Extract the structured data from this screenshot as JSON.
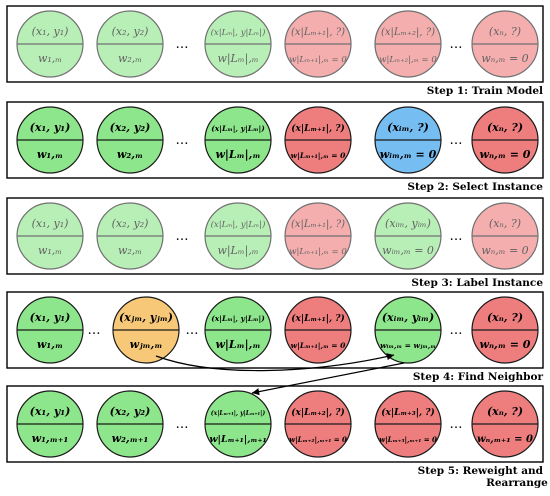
{
  "green": "#8ee68c",
  "red": "#ee7e7e",
  "blue": "#76bdf2",
  "orange": "#f6c877",
  "ellipsis": "…",
  "steps": [
    {
      "label": "Step 1: Train Model",
      "faded": true,
      "nodes": [
        {
          "top": "(x₁, y₁)",
          "bottom": "w₁,ₘ",
          "color": "green"
        },
        {
          "top": "(x₂, y₂)",
          "bottom": "w₂,ₘ",
          "color": "green"
        },
        {
          "sep": true
        },
        {
          "top": "(x|Lₘ|, y|Lₘ|)",
          "bottom": "w|Lₘ|,ₘ",
          "color": "green"
        },
        {
          "top": "(x|Lₘ₊₁|, ?)",
          "bottom": "w|Lₘ₊₁|,ₘ = 0",
          "color": "red"
        },
        {
          "top": "(x|Lₘ₊₂|, ?)",
          "bottom": "w|Lₘ₊₂|,ₘ = 0",
          "color": "red"
        },
        {
          "sep": true
        },
        {
          "top": "(xₙ, ?)",
          "bottom": "wₙ,ₘ = 0",
          "color": "red"
        }
      ]
    },
    {
      "label": "Step 2: Select Instance",
      "faded": false,
      "nodes": [
        {
          "top": "(x₁, y₁)",
          "bottom": "w₁,ₘ",
          "color": "green"
        },
        {
          "top": "(x₂, y₂)",
          "bottom": "w₂,ₘ",
          "color": "green"
        },
        {
          "sep": true
        },
        {
          "top": "(x|Lₘ|, y|Lₘ|)",
          "bottom": "w|Lₘ|,ₘ",
          "color": "green"
        },
        {
          "top": "(x|Lₘ₊₁|, ?)",
          "bottom": "w|Lₘ₊₁|,ₘ = 0",
          "color": "red"
        },
        {
          "top": "(xᵢₘ, ?)",
          "bottom": "wᵢₘ,ₘ = 0",
          "color": "blue"
        },
        {
          "sep": true
        },
        {
          "top": "(xₙ, ?)",
          "bottom": "wₙ,ₘ = 0",
          "color": "red"
        }
      ]
    },
    {
      "label": "Step 3: Label Instance",
      "faded": true,
      "nodes": [
        {
          "top": "(x₁, y₁)",
          "bottom": "w₁,ₘ",
          "color": "green"
        },
        {
          "top": "(x₂, y₂)",
          "bottom": "w₂,ₘ",
          "color": "green"
        },
        {
          "sep": true
        },
        {
          "top": "(x|Lₘ|, y|Lₘ|)",
          "bottom": "w|Lₘ|,ₘ",
          "color": "green"
        },
        {
          "top": "(x|Lₘ₊₁|, ?)",
          "bottom": "w|Lₘ₊₁|,ₘ = 0",
          "color": "red"
        },
        {
          "top": "(xᵢₘ, yᵢₘ)",
          "bottom": "wᵢₘ,ₘ = 0",
          "color": "green"
        },
        {
          "sep": true
        },
        {
          "top": "(xₙ, ?)",
          "bottom": "wₙ,ₘ = 0",
          "color": "red"
        }
      ]
    },
    {
      "label": "Step 4: Find Neighbor",
      "faded": false,
      "nodes": [
        {
          "top": "(x₁, y₁)",
          "bottom": "w₁,ₘ",
          "color": "green"
        },
        {
          "sep": true
        },
        {
          "top": "(xⱼₘ, yⱼₘ)",
          "bottom": "wⱼₘ,ₘ",
          "color": "orange"
        },
        {
          "sep": true
        },
        {
          "top": "(x|Lₘ|, y|Lₘ|)",
          "bottom": "w|Lₘ|,ₘ",
          "color": "green"
        },
        {
          "top": "(x|Lₘ₊₁|, ?)",
          "bottom": "w|Lₘ₊₁|,ₘ = 0",
          "color": "red"
        },
        {
          "top": "(xᵢₘ, yᵢₘ)",
          "bottom": "wᵢₘ,ₘ = wⱼₘ,ₘ",
          "color": "green"
        },
        {
          "sep": true
        },
        {
          "top": "(xₙ, ?)",
          "bottom": "wₙ,ₘ = 0",
          "color": "red"
        }
      ]
    },
    {
      "label": "Step 5: Reweight and\nRearrange",
      "faded": false,
      "nodes": [
        {
          "top": "(x₁, y₁)",
          "bottom": "w₁,ₘ₊₁",
          "color": "green"
        },
        {
          "top": "(x₂, y₂)",
          "bottom": "w₂,ₘ₊₁",
          "color": "green"
        },
        {
          "sep": true
        },
        {
          "top": "(x|Lₘ₊₁|, y|Lₘ₊₁|)",
          "bottom": "w|Lₘ₊₁|,ₘ₊₁",
          "color": "green"
        },
        {
          "top": "(x|Lₘ₊₂|, ?)",
          "bottom": "w|Lₘ₊₂|,ₘ₊₁ = 0",
          "color": "red"
        },
        {
          "top": "(x|Lₘ₊₃|, ?)",
          "bottom": "w|Lₘ₊₃|,ₘ₊₁ = 0",
          "color": "red"
        },
        {
          "sep": true
        },
        {
          "top": "(xₙ, ?)",
          "bottom": "wₙ,ₘ₊₁ = 0",
          "color": "red"
        }
      ]
    }
  ]
}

• REQUIREMENTS
Track down every line holding the string "Instance" and copy it.

• ANSWER TO THE TASK
      "label": "Step 2: Select Instance",
      "label": "Step 3: Label Instance",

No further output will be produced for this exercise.